SHORT PROBLEM: Copy every line that mentions the word "ylabel".

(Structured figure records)
------------------------------------------------
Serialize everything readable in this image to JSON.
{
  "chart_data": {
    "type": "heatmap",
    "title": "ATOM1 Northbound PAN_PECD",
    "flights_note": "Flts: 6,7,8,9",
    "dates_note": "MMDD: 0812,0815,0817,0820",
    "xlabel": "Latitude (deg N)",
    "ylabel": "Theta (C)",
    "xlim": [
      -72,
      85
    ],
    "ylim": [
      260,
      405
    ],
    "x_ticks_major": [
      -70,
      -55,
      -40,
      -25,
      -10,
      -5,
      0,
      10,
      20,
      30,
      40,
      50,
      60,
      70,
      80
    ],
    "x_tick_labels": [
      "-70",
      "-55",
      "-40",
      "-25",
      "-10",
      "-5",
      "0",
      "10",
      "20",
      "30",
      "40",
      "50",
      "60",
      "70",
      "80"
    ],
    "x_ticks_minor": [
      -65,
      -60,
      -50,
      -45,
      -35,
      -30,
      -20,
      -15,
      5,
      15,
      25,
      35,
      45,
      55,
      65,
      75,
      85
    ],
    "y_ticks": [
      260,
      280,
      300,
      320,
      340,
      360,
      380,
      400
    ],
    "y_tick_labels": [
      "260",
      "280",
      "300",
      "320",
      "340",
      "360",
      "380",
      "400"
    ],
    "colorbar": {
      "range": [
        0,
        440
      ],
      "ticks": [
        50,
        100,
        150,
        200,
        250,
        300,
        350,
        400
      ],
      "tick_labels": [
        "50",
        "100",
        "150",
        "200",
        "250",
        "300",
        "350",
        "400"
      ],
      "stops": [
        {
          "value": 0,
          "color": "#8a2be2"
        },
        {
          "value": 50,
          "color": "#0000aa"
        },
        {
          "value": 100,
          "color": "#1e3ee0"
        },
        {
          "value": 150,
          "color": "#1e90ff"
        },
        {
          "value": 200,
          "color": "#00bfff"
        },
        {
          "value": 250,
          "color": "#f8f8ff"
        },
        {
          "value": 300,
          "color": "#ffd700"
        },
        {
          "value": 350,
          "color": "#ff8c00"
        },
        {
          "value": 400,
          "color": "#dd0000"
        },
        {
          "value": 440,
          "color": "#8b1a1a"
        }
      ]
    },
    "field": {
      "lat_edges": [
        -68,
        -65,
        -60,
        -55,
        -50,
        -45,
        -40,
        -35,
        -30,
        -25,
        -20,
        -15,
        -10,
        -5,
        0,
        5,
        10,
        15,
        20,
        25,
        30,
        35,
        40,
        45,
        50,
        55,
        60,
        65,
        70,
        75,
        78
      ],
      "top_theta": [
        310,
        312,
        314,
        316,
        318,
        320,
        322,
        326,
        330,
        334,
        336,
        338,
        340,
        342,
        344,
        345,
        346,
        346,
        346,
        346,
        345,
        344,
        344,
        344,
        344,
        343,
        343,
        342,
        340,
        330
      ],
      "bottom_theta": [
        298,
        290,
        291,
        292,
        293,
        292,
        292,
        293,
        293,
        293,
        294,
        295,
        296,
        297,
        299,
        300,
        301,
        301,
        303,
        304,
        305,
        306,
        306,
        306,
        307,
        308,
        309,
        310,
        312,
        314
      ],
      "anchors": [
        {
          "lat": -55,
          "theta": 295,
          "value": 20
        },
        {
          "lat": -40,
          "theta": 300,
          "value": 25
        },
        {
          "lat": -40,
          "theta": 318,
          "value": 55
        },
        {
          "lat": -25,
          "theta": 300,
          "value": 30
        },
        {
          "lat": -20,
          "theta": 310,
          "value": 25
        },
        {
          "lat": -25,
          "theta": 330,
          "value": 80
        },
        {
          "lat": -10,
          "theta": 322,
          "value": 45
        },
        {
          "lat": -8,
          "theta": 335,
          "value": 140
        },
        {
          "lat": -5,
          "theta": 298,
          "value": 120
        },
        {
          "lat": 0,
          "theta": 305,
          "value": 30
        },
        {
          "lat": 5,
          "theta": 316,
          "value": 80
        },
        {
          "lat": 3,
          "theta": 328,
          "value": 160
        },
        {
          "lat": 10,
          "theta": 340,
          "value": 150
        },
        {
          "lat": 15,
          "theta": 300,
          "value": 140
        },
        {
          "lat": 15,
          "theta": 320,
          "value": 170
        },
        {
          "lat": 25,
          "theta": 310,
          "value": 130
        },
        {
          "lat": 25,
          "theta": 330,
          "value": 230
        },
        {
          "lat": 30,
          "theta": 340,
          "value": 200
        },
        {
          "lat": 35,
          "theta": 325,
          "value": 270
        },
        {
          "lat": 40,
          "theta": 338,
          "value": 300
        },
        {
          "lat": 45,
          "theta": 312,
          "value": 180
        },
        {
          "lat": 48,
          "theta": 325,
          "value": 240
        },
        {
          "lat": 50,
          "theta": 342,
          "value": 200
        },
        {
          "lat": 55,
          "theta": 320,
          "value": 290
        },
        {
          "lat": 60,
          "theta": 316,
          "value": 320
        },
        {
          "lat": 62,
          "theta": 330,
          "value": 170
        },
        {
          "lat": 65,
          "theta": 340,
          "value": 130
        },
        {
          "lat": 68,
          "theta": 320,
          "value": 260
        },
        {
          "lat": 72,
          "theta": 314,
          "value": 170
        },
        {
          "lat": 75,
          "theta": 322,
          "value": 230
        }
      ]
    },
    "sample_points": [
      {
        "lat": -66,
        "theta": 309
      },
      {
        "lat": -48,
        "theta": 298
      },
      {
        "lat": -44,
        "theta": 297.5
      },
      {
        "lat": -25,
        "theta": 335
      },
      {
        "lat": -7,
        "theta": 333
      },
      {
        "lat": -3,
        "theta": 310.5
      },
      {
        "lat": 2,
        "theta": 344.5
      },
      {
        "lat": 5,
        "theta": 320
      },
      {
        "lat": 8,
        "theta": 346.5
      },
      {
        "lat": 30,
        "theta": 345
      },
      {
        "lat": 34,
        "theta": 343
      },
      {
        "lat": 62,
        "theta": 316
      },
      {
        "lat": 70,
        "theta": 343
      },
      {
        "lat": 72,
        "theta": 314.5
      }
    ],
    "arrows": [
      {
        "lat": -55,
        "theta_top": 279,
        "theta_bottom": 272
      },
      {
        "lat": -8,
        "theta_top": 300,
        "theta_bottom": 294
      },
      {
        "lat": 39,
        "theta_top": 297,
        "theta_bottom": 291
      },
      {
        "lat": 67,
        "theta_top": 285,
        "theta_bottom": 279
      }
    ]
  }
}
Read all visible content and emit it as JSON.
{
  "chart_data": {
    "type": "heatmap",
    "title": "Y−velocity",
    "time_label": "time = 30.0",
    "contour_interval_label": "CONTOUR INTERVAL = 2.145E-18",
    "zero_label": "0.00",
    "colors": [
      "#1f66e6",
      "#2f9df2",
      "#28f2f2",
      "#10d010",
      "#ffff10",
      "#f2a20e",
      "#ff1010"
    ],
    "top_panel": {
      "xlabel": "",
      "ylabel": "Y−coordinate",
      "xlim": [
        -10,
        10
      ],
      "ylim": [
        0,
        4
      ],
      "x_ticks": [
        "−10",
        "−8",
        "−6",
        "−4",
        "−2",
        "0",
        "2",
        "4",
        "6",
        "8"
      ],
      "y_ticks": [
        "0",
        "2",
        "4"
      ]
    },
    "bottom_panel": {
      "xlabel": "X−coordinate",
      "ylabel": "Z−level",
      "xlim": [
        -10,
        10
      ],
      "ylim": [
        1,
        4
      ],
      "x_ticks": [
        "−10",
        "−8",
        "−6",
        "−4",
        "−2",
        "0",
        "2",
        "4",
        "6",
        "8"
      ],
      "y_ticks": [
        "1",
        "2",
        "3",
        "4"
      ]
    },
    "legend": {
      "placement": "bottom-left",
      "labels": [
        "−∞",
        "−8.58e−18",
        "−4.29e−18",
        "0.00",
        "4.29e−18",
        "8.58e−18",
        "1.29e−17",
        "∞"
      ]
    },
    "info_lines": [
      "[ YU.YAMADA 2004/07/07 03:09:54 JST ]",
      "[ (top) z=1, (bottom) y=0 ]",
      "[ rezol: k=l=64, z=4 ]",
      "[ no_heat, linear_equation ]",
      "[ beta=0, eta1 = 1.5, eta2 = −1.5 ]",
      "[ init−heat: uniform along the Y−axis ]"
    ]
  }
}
------------------------------------------------
COMPLETED TASK:
    "ylabel": "Theta (C)",
      "ylabel": "Y−coordinate",
      "ylabel": "Z−level",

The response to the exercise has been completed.